CONSIGNA DEL EJERCICIO =>
Resume en menos palabras el párrafo del relato del viaje a Bulgaria que empieza con «En mayo de 1987 viajé», sin perder sus datos principales.

EXTRACTO DEL DOCUMENTO =>
════
En mayo de 1987 viajé a Bulgaria a un congreso del Frente de la Patria de ese país, encabezaba la delegación del Partido Socialista Revolucionario y me acompañaba Juan Borea, entusiasta organizador, disciplinado militante, incansable trabajador, ferviente católico, enemigo de formalidades en el habla y en el vestido, pero sobre todo, maestro por vocación y leal amigo. Viajaba también Alfonso Barrantes encabezando una delegación de IU, acompañado del senador Rolando Breña. Aun cuando no lo sabíamos en ese momento, este viaje sería el último como presidente de IU y su realización serviría para precipitar una crisis interna del frente que terminó con su renuncia irrevocable.
════
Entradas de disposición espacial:
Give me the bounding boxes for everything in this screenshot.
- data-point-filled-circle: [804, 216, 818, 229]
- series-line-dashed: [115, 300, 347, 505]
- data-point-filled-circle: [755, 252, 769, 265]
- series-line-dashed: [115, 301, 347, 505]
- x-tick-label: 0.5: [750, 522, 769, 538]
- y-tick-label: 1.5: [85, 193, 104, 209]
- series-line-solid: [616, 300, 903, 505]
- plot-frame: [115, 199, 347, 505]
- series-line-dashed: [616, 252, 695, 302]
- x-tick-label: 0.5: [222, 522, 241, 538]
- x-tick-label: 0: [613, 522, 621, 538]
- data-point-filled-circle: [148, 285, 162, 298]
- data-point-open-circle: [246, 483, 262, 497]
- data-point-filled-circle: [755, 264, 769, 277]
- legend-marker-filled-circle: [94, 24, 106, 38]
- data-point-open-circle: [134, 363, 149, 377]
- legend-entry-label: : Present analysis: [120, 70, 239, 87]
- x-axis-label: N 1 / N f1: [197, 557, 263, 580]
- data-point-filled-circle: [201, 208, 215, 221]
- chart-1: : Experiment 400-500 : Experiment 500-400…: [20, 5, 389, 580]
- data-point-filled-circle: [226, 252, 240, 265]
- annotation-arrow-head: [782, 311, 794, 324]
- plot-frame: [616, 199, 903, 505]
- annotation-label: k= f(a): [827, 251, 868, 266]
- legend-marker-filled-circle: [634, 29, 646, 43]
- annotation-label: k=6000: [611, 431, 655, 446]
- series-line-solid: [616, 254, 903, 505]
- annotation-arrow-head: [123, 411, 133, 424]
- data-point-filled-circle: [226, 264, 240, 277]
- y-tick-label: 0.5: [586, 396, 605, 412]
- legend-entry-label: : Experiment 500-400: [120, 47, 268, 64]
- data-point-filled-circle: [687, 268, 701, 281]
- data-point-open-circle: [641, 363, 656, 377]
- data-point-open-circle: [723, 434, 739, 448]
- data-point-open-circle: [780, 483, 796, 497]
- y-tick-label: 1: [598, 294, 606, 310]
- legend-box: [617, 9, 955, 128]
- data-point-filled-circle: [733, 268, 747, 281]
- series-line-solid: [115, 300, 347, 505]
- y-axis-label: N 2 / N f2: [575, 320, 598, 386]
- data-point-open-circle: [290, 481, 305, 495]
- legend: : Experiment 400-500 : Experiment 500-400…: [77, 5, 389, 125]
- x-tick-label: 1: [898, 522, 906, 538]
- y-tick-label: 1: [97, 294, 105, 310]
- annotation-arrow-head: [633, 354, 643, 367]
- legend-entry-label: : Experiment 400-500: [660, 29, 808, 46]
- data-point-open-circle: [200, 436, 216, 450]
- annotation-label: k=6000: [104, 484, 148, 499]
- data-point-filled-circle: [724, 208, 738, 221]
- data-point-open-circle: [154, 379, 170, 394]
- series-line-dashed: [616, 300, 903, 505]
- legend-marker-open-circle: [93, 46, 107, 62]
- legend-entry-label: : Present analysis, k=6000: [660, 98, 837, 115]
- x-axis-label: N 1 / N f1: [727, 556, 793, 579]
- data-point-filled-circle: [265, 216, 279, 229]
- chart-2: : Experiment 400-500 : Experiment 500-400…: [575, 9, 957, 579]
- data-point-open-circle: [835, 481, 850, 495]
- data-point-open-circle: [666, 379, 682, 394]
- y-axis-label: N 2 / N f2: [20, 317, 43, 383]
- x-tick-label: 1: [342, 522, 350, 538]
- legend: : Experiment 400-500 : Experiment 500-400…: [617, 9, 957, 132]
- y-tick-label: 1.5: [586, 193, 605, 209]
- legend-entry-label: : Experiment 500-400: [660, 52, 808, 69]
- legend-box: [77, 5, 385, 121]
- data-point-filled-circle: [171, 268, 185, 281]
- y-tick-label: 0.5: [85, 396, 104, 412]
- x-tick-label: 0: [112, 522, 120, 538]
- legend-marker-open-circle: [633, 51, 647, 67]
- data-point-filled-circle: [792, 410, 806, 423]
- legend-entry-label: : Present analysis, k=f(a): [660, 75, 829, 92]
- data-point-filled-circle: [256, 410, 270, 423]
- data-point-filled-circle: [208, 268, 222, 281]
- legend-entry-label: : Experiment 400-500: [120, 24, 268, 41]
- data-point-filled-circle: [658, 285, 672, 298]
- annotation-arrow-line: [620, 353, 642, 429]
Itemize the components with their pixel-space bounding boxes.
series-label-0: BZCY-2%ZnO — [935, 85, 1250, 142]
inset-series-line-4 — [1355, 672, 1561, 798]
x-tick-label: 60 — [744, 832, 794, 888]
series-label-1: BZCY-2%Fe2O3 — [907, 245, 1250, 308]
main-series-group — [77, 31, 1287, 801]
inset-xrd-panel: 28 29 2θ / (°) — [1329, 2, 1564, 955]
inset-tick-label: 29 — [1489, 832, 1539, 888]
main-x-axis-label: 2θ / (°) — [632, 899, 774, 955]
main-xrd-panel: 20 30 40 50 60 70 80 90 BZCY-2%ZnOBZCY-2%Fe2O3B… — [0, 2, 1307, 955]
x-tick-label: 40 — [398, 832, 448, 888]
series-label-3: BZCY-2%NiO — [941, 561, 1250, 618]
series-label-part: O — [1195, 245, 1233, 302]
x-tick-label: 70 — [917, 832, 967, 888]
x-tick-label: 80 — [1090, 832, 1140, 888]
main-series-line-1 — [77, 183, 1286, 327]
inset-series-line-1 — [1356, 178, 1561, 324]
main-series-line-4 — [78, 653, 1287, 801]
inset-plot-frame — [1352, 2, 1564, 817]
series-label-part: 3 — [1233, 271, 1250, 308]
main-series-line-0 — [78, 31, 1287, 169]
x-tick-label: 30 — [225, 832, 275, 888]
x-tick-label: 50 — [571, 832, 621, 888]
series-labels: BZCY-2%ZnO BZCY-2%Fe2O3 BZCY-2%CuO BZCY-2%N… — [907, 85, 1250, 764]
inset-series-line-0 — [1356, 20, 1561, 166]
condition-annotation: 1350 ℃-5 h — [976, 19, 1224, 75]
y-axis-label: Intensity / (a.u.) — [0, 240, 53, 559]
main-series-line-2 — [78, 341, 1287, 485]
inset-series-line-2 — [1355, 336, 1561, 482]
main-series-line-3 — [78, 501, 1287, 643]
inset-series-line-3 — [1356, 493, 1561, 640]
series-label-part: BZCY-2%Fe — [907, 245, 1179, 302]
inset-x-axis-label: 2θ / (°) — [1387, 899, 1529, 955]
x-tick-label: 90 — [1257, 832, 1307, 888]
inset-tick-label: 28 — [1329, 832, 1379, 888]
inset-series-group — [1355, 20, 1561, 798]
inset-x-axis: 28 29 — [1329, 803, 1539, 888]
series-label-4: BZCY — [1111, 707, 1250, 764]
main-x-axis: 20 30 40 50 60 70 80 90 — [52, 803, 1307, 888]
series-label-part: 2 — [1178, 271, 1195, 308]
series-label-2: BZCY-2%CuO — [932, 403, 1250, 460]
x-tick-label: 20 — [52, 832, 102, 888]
════
RESPUESTA DEL EJERCICIO =>
En mayo de 1987 fui a Bulgaria a un congreso del Frente de la Patria. Iba al frente de la delegación del Partido Socialista Revolucionario, con Juan Borea, maestro por vocación y amigo leal. También viajó Alfonso Barrantes, que encabezaba una delegación de IU, junto al senador Rolando Breña. Aunque entonces no lo sabíamos, fue su último viaje como presidente de IU. Ese viaje desató una crisis interna del frente que terminó con su renuncia irrevocable.